YOUR TASK:
Pick out the lines below that include the string "Sensitive".
[Start TASK INPUT]
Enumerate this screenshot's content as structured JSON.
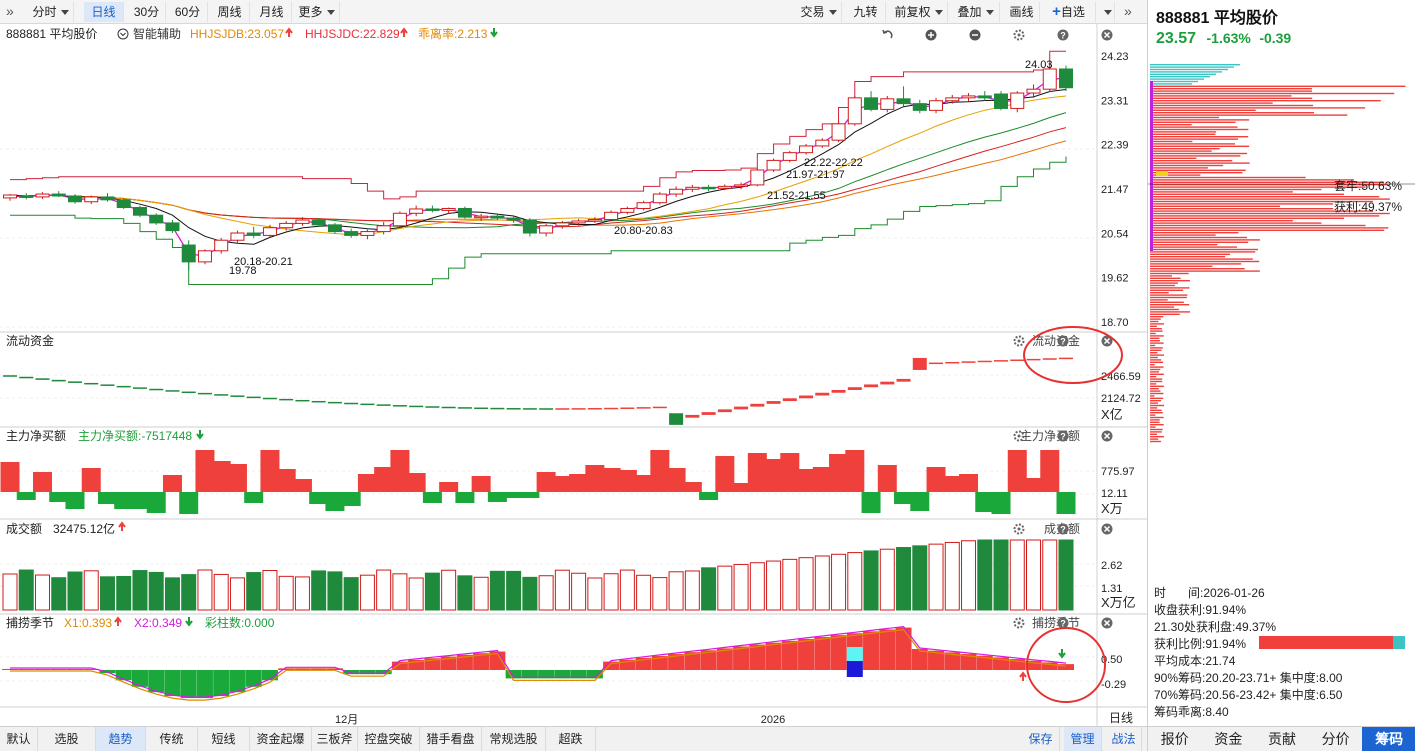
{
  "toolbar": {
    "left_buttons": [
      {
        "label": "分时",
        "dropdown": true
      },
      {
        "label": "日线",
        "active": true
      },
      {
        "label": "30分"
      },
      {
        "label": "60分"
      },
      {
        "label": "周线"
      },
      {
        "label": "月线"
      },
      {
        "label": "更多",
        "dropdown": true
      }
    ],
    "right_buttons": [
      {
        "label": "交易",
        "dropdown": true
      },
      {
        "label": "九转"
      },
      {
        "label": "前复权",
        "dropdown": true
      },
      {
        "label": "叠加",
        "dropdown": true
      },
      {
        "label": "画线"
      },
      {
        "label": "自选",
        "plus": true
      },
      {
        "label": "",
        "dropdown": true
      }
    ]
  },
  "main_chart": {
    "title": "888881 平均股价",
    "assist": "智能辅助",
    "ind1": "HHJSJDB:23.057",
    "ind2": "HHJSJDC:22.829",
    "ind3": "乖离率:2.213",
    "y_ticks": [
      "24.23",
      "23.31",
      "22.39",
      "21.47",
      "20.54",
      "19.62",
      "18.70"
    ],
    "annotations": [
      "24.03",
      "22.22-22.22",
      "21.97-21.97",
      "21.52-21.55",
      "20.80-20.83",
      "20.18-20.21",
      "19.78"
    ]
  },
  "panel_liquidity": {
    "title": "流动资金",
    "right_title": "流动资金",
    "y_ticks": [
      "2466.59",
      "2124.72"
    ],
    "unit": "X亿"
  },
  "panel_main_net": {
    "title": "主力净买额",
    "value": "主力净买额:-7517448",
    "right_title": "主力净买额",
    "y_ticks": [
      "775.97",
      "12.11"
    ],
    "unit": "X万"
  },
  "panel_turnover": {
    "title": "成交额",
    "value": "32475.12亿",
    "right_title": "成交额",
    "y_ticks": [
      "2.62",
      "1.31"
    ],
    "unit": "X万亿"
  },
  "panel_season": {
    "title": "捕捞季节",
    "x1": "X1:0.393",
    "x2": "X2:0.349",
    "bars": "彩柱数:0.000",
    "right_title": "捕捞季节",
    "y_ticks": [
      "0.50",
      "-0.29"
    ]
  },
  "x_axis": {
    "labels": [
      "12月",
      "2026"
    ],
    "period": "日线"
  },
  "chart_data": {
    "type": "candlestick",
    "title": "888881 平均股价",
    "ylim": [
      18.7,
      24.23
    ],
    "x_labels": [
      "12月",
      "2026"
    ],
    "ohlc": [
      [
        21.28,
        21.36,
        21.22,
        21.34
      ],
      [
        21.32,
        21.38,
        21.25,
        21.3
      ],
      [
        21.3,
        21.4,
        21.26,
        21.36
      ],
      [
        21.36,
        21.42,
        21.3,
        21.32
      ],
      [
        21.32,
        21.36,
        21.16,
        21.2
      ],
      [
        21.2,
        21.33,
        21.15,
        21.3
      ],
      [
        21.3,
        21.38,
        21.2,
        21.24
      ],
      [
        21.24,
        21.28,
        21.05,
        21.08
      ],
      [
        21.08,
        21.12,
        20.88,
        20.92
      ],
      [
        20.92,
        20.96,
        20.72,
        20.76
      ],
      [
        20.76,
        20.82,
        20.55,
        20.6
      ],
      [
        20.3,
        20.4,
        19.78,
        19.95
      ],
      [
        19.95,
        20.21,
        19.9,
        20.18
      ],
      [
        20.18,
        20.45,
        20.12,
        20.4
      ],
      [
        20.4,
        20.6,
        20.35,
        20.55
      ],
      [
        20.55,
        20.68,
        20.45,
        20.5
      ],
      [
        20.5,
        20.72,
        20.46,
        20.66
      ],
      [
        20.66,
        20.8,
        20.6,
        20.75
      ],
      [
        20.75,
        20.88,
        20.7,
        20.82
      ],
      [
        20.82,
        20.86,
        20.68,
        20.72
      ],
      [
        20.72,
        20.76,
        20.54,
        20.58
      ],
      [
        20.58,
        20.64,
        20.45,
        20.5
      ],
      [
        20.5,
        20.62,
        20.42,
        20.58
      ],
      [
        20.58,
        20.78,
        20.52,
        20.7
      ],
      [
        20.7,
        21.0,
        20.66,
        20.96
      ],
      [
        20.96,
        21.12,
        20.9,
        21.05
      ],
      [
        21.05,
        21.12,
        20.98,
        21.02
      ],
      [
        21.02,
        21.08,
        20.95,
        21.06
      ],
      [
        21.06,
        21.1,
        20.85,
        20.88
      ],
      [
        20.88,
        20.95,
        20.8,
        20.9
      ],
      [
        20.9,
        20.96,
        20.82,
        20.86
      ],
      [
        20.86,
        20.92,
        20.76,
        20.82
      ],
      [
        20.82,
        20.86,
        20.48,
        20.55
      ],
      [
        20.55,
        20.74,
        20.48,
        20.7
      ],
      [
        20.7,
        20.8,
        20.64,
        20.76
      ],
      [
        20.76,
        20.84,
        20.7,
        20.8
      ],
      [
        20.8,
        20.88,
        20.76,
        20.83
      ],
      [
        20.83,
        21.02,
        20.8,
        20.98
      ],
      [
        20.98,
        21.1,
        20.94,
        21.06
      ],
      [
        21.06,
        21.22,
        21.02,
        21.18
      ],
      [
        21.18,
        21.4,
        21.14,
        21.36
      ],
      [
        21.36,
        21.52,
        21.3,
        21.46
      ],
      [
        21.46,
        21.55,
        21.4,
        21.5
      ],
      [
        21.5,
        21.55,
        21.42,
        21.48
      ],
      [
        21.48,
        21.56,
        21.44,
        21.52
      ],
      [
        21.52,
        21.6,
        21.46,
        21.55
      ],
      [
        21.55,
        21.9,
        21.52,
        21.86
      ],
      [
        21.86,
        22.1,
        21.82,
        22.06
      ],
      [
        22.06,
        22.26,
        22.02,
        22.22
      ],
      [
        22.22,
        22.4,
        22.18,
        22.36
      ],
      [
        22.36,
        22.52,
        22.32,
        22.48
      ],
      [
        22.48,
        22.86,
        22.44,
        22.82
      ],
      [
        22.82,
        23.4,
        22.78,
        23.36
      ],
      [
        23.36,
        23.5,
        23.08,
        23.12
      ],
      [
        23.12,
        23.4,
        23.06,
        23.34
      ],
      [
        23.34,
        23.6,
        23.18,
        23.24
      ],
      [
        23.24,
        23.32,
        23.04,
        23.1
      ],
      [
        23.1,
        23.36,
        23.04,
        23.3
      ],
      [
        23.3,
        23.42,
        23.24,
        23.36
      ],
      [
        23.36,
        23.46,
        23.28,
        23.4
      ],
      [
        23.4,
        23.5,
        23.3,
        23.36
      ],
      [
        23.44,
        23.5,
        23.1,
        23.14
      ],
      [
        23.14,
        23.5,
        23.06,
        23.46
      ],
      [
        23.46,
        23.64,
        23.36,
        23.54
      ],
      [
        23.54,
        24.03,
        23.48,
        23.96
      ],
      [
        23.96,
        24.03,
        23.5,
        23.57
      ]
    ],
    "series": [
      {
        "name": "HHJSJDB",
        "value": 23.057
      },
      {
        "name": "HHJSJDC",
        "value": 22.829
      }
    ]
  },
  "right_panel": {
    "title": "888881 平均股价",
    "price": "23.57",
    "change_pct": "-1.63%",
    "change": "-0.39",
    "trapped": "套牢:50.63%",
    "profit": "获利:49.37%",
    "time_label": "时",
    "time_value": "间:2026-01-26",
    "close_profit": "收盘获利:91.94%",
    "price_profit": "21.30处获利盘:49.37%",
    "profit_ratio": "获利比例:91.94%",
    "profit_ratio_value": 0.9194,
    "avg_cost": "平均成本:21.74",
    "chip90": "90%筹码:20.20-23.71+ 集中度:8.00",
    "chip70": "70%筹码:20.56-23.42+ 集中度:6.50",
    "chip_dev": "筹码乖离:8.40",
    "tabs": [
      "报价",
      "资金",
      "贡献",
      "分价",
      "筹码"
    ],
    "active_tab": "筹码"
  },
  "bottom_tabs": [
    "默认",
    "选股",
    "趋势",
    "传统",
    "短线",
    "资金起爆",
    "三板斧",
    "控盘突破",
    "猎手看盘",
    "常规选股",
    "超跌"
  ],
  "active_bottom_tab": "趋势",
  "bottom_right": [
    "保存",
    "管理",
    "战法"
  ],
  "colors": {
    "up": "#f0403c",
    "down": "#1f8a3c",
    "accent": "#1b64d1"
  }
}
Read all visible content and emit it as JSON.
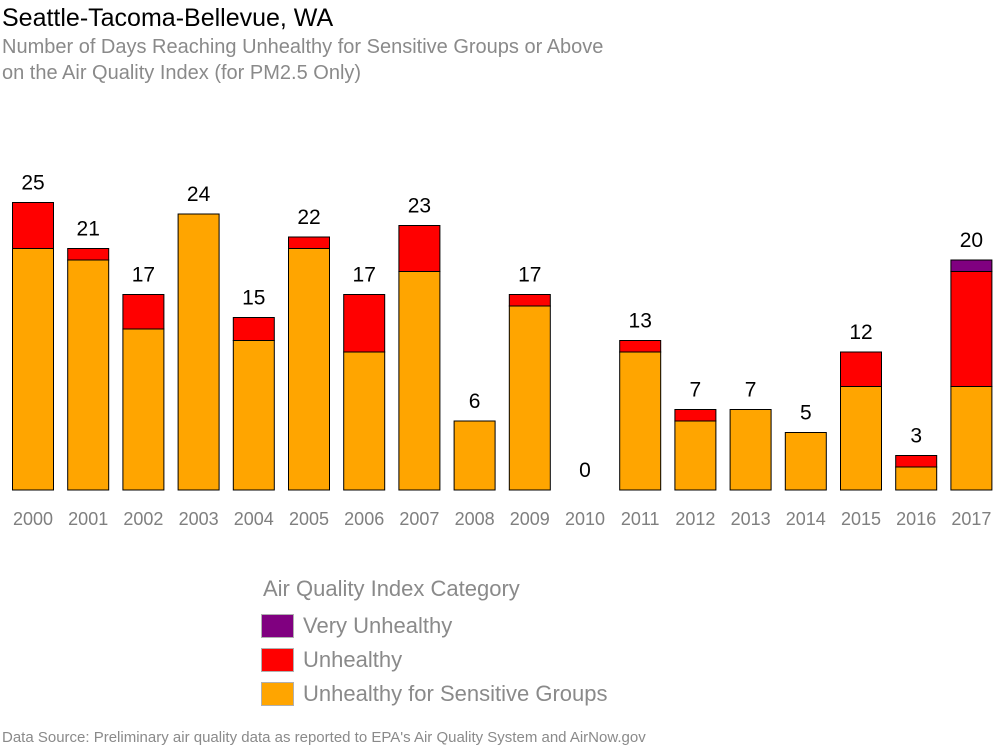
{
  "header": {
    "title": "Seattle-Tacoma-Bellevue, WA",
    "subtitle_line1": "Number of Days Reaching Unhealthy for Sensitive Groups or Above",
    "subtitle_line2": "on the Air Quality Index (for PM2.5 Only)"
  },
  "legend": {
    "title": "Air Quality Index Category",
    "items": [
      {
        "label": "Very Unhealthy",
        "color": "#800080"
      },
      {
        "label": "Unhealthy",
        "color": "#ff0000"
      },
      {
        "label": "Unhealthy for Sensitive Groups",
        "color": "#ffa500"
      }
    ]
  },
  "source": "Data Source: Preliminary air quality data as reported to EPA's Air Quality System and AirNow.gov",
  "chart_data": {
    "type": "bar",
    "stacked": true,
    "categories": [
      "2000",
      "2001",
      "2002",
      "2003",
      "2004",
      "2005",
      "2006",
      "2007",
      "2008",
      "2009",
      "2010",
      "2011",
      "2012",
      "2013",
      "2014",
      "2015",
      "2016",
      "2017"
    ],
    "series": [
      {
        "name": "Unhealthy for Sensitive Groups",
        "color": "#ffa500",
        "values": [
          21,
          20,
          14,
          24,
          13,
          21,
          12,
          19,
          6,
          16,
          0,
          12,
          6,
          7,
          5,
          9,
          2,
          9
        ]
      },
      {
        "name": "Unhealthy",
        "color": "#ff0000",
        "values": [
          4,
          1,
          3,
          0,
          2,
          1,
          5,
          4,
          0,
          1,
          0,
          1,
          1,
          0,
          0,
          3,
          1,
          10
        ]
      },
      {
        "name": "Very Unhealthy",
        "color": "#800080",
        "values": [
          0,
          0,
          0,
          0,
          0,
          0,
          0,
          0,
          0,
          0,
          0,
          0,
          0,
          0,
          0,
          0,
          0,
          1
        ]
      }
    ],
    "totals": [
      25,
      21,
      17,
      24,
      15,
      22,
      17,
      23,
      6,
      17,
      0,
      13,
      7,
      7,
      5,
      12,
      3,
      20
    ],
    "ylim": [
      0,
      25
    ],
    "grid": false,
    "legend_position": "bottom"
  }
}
[End TASK INPUT]
OUTPUT BELOW:
    "subtitle_line1": "Number of Days Reaching Unhealthy for Sensitive Groups or Above",
        "label": "Unhealthy for Sensitive Groups",
        "name": "Unhealthy for Sensitive Groups",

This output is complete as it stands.